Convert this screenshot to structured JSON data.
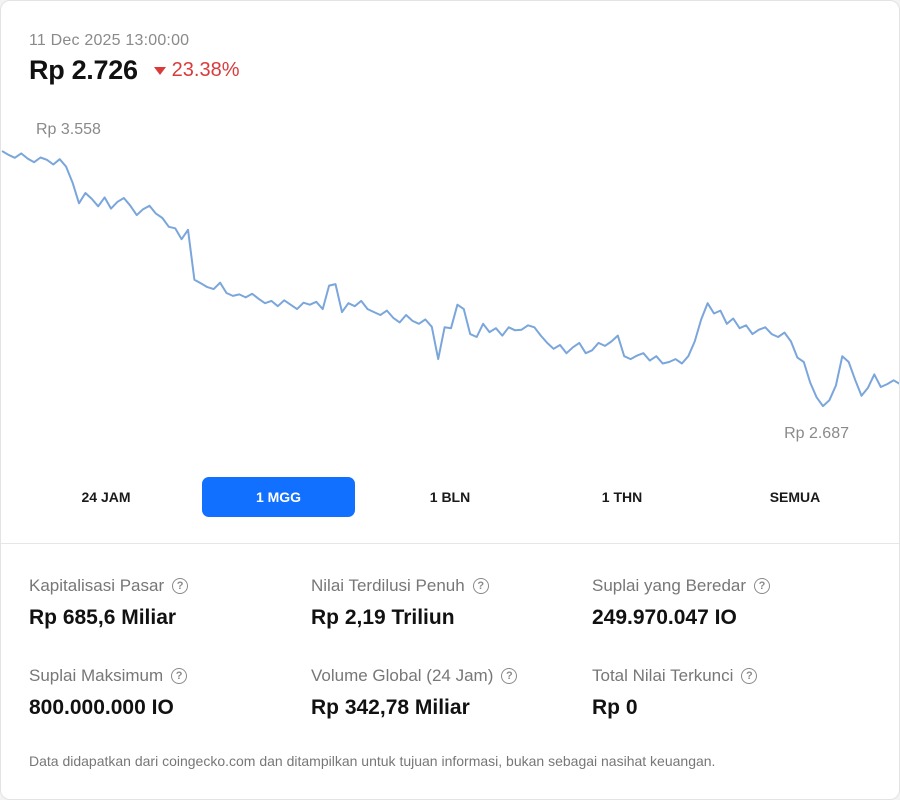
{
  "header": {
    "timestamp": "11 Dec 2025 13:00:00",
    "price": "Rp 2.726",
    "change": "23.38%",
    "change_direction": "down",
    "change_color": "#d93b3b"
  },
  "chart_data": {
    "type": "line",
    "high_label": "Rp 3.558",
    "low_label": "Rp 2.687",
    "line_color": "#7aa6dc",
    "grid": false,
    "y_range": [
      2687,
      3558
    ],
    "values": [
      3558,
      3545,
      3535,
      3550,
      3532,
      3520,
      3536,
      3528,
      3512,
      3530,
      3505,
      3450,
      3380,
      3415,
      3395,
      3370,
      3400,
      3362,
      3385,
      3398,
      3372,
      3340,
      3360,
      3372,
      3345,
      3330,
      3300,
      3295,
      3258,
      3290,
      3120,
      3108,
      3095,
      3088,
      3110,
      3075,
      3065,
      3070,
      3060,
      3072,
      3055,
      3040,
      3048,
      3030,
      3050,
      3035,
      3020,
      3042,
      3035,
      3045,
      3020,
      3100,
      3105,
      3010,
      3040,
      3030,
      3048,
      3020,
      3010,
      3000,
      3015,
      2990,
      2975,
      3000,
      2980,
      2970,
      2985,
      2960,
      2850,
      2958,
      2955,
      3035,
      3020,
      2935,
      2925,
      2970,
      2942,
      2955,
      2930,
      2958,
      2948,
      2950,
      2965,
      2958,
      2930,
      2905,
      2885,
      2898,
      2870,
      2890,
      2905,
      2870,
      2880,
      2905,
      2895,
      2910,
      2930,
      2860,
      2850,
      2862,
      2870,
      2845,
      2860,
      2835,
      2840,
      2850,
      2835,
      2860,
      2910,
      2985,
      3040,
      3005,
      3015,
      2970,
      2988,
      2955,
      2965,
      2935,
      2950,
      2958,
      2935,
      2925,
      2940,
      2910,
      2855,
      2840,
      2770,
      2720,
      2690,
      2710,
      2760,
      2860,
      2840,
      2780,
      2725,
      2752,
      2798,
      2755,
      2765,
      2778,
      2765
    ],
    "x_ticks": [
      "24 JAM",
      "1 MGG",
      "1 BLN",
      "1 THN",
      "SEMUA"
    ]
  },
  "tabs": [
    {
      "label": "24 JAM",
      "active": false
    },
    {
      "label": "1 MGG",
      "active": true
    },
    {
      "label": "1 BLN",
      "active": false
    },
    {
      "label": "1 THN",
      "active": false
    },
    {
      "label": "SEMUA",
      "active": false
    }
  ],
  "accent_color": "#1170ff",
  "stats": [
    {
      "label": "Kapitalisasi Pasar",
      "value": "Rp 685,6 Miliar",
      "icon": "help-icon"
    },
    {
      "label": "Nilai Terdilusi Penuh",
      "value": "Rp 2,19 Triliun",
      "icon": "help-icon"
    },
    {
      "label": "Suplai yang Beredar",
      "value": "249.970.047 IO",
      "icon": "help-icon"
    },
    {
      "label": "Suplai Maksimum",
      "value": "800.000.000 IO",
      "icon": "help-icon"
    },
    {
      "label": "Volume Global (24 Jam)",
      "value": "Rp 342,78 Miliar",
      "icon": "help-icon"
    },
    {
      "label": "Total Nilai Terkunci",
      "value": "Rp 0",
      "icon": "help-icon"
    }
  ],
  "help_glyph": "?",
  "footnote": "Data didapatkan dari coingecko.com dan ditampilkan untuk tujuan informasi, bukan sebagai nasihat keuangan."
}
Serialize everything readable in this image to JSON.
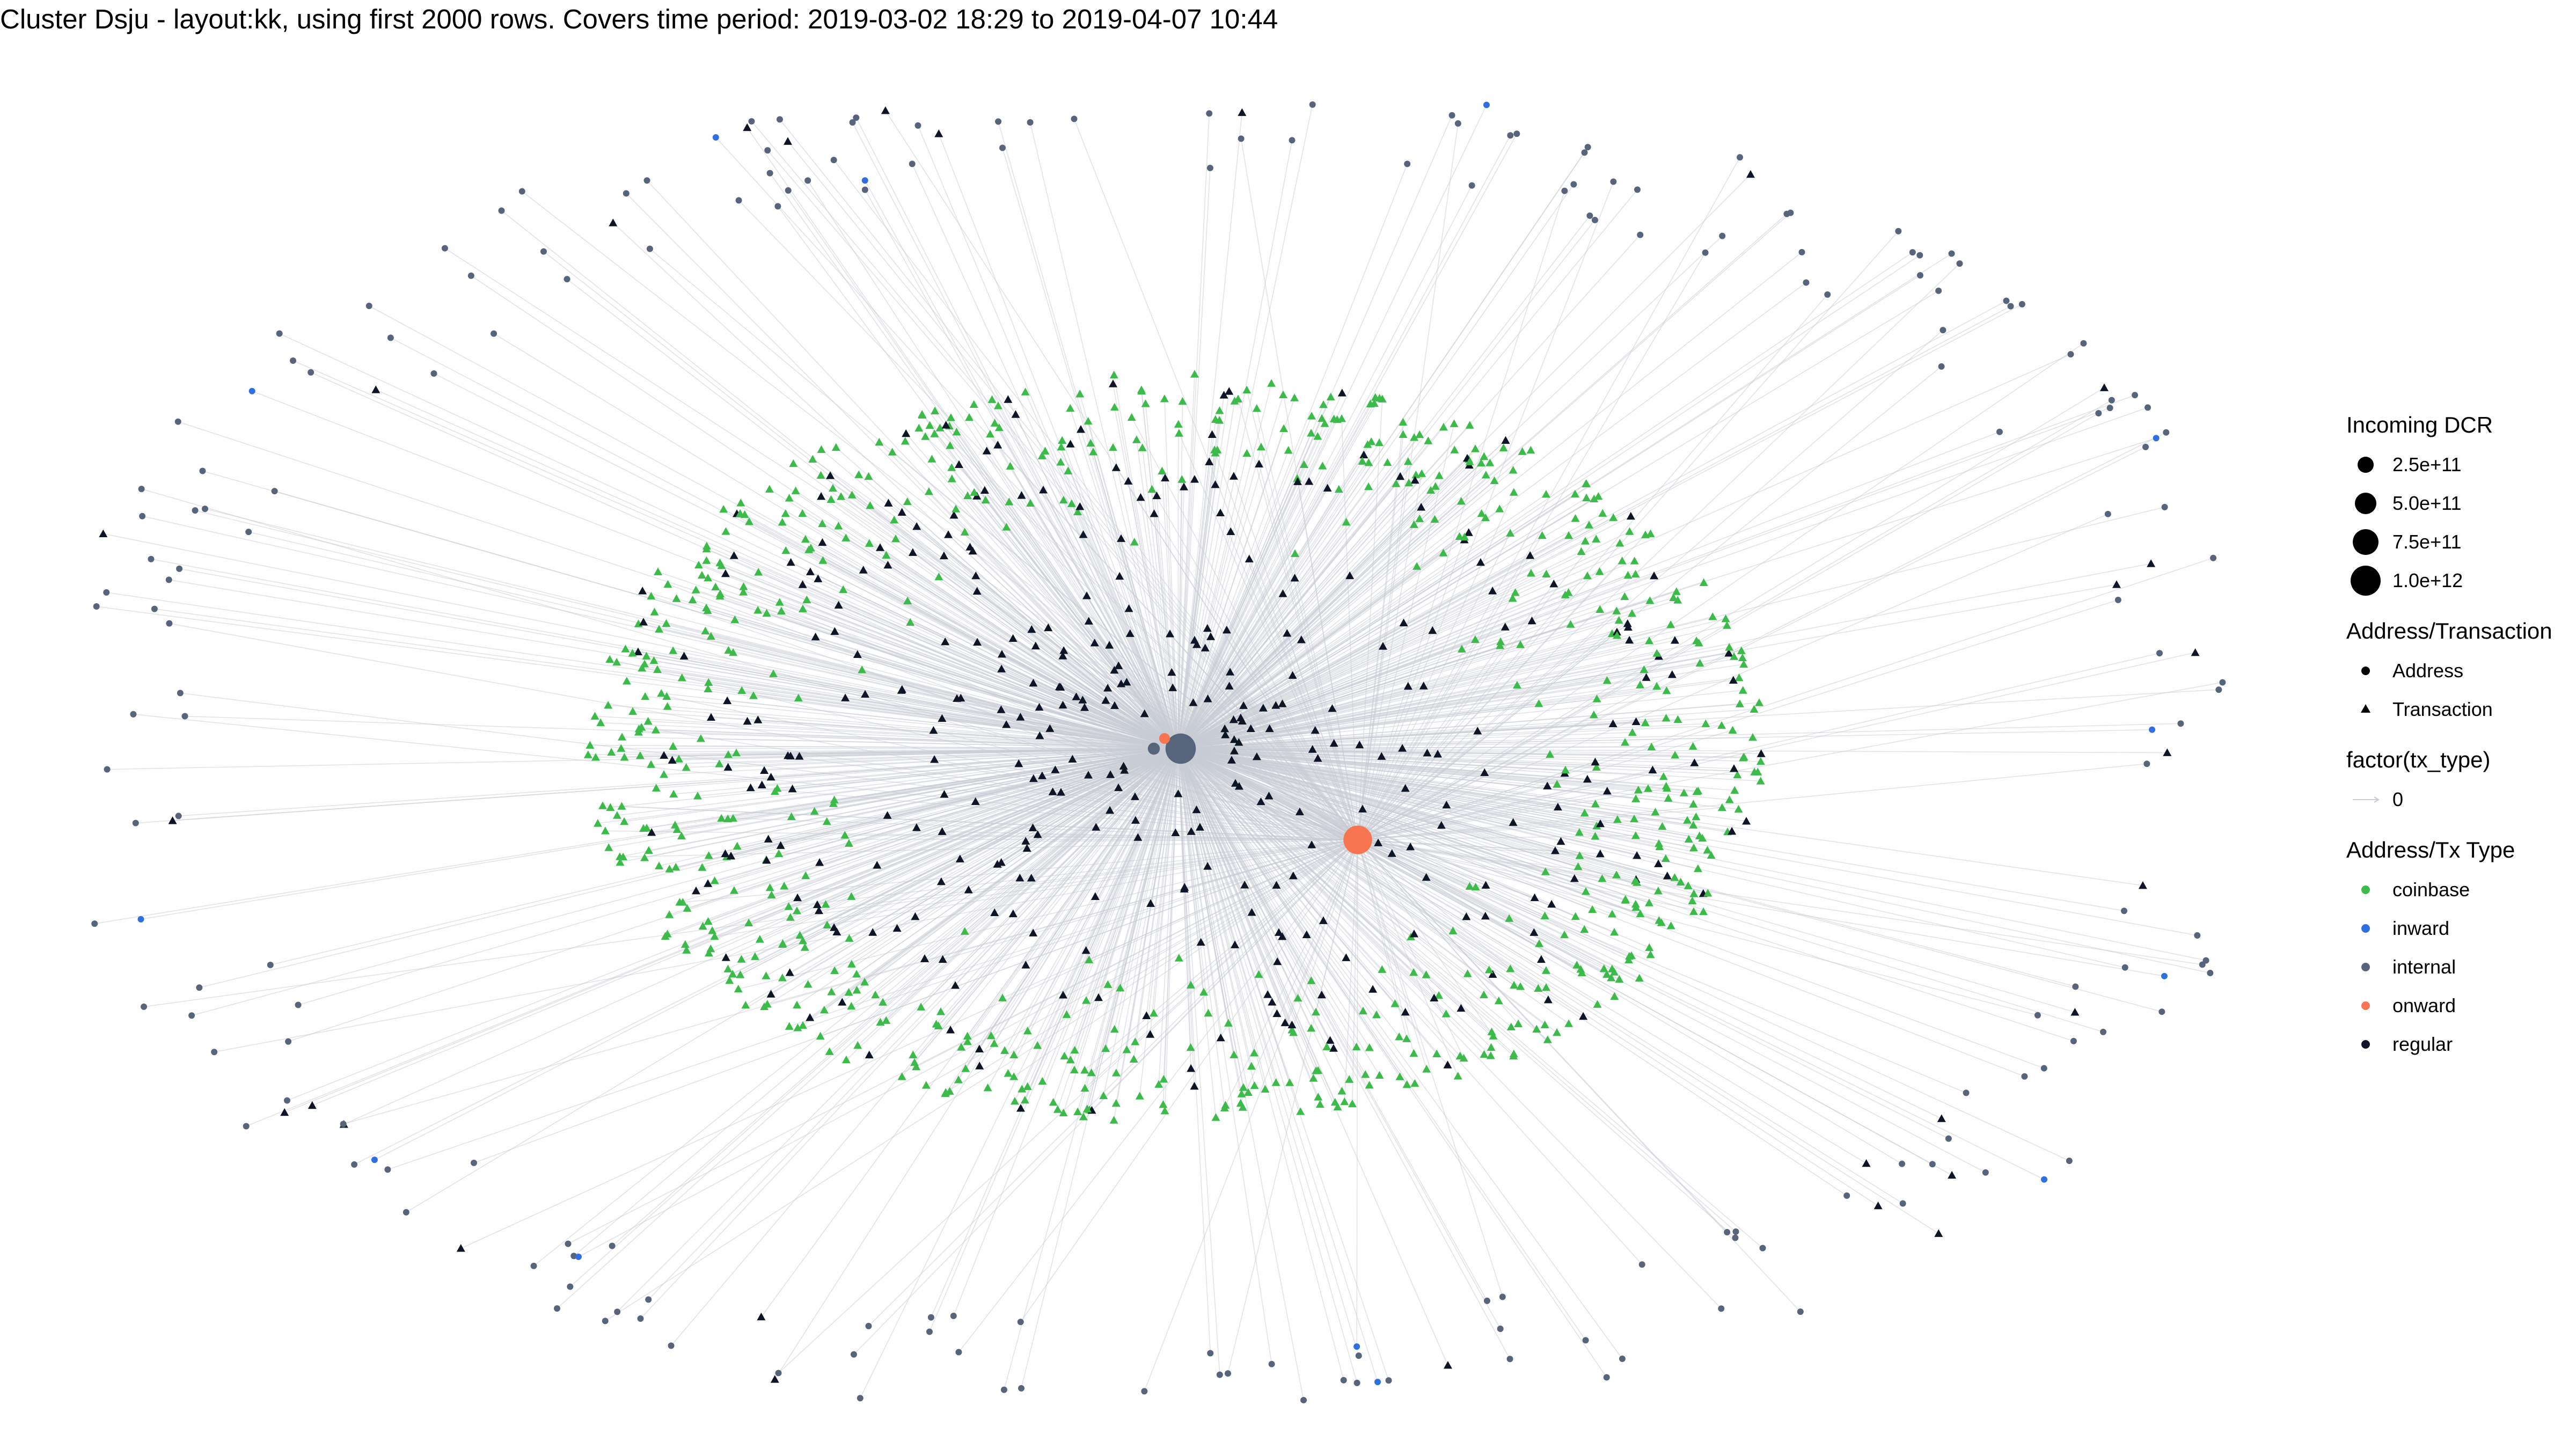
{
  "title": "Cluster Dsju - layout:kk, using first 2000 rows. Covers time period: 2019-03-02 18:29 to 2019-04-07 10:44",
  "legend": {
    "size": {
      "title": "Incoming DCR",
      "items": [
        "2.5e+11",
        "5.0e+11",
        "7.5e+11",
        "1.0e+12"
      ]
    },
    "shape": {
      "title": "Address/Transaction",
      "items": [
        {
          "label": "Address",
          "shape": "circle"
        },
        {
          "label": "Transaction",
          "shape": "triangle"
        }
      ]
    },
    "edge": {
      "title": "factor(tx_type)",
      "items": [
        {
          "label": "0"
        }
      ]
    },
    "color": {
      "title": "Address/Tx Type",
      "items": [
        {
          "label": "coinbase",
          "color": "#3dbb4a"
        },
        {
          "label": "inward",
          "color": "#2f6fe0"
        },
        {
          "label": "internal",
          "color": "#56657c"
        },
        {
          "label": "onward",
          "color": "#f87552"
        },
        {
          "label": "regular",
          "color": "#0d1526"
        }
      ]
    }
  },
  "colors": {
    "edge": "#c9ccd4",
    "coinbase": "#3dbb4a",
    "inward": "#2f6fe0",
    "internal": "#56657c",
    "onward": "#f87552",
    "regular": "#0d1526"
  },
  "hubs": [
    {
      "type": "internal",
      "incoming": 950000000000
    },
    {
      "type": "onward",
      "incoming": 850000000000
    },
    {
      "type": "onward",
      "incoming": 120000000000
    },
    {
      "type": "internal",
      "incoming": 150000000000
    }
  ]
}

|---|

Exactly reproduce the entries above, minus the pictures.

Convert this screenshot to structured JSON data.
{
  "header": {
    "timestamp": "11 Dec 2025 13:00:00",
    "price": "Rp 2.726",
    "change": "23.38%",
    "change_direction": "down",
    "change_color": "#d93b3b"
  },
  "chart_data": {
    "type": "line",
    "high_label": "Rp 3.558",
    "low_label": "Rp 2.687",
    "line_color": "#7aa6dc",
    "grid": false,
    "y_range": [
      2687,
      3558
    ],
    "values": [
      3558,
      3545,
      3535,
      3550,
      3532,
      3520,
      3536,
      3528,
      3512,
      3530,
      3505,
      3450,
      3380,
      3415,
      3395,
      3370,
      3400,
      3362,
      3385,
      3398,
      3372,
      3340,
      3360,
      3372,
      3345,
      3330,
      3300,
      3295,
      3258,
      3290,
      3120,
      3108,
      3095,
      3088,
      3110,
      3075,
      3065,
      3070,
      3060,
      3072,
      3055,
      3040,
      3048,
      3030,
      3050,
      3035,
      3020,
      3042,
      3035,
      3045,
      3020,
      3100,
      3105,
      3010,
      3040,
      3030,
      3048,
      3020,
      3010,
      3000,
      3015,
      2990,
      2975,
      3000,
      2980,
      2970,
      2985,
      2960,
      2850,
      2958,
      2955,
      3035,
      3020,
      2935,
      2925,
      2970,
      2942,
      2955,
      2930,
      2958,
      2948,
      2950,
      2965,
      2958,
      2930,
      2905,
      2885,
      2898,
      2870,
      2890,
      2905,
      2870,
      2880,
      2905,
      2895,
      2910,
      2930,
      2860,
      2850,
      2862,
      2870,
      2845,
      2860,
      2835,
      2840,
      2850,
      2835,
      2860,
      2910,
      2985,
      3040,
      3005,
      3015,
      2970,
      2988,
      2955,
      2965,
      2935,
      2950,
      2958,
      2935,
      2925,
      2940,
      2910,
      2855,
      2840,
      2770,
      2720,
      2690,
      2710,
      2760,
      2860,
      2840,
      2780,
      2725,
      2752,
      2798,
      2755,
      2765,
      2778,
      2765
    ],
    "x_ticks": [
      "24 JAM",
      "1 MGG",
      "1 BLN",
      "1 THN",
      "SEMUA"
    ]
  },
  "tabs": [
    {
      "label": "24 JAM",
      "active": false
    },
    {
      "label": "1 MGG",
      "active": true
    },
    {
      "label": "1 BLN",
      "active": false
    },
    {
      "label": "1 THN",
      "active": false
    },
    {
      "label": "SEMUA",
      "active": false
    }
  ],
  "accent_color": "#1170ff",
  "stats": [
    {
      "label": "Kapitalisasi Pasar",
      "value": "Rp 685,6 Miliar",
      "icon": "help-icon"
    },
    {
      "label": "Nilai Terdilusi Penuh",
      "value": "Rp 2,19 Triliun",
      "icon": "help-icon"
    },
    {
      "label": "Suplai yang Beredar",
      "value": "249.970.047 IO",
      "icon": "help-icon"
    },
    {
      "label": "Suplai Maksimum",
      "value": "800.000.000 IO",
      "icon": "help-icon"
    },
    {
      "label": "Volume Global (24 Jam)",
      "value": "Rp 342,78 Miliar",
      "icon": "help-icon"
    },
    {
      "label": "Total Nilai Terkunci",
      "value": "Rp 0",
      "icon": "help-icon"
    }
  ],
  "help_glyph": "?",
  "footnote": "Data didapatkan dari coingecko.com dan ditampilkan untuk tujuan informasi, bukan sebagai nasihat keuangan."
}
Serialize everything readable in this image to JSON.
{
  "title": "Cluster Dsju - layout:kk, using first 2000 rows. Covers time period: 2019-03-02 18:29 to 2019-04-07 10:44",
  "legend": {
    "size": {
      "title": "Incoming DCR",
      "items": [
        "2.5e+11",
        "5.0e+11",
        "7.5e+11",
        "1.0e+12"
      ]
    },
    "shape": {
      "title": "Address/Transaction",
      "items": [
        {
          "label": "Address",
          "shape": "circle"
        },
        {
          "label": "Transaction",
          "shape": "triangle"
        }
      ]
    },
    "edge": {
      "title": "factor(tx_type)",
      "items": [
        {
          "label": "0"
        }
      ]
    },
    "color": {
      "title": "Address/Tx Type",
      "items": [
        {
          "label": "coinbase",
          "color": "#3dbb4a"
        },
        {
          "label": "inward",
          "color": "#2f6fe0"
        },
        {
          "label": "internal",
          "color": "#56657c"
        },
        {
          "label": "onward",
          "color": "#f87552"
        },
        {
          "label": "regular",
          "color": "#0d1526"
        }
      ]
    }
  },
  "colors": {
    "edge": "#c9ccd4",
    "coinbase": "#3dbb4a",
    "inward": "#2f6fe0",
    "internal": "#56657c",
    "onward": "#f87552",
    "regular": "#0d1526"
  },
  "hubs": [
    {
      "type": "internal",
      "incoming": 950000000000
    },
    {
      "type": "onward",
      "incoming": 850000000000
    },
    {
      "type": "onward",
      "incoming": 120000000000
    },
    {
      "type": "internal",
      "incoming": 150000000000
    }
  ]
}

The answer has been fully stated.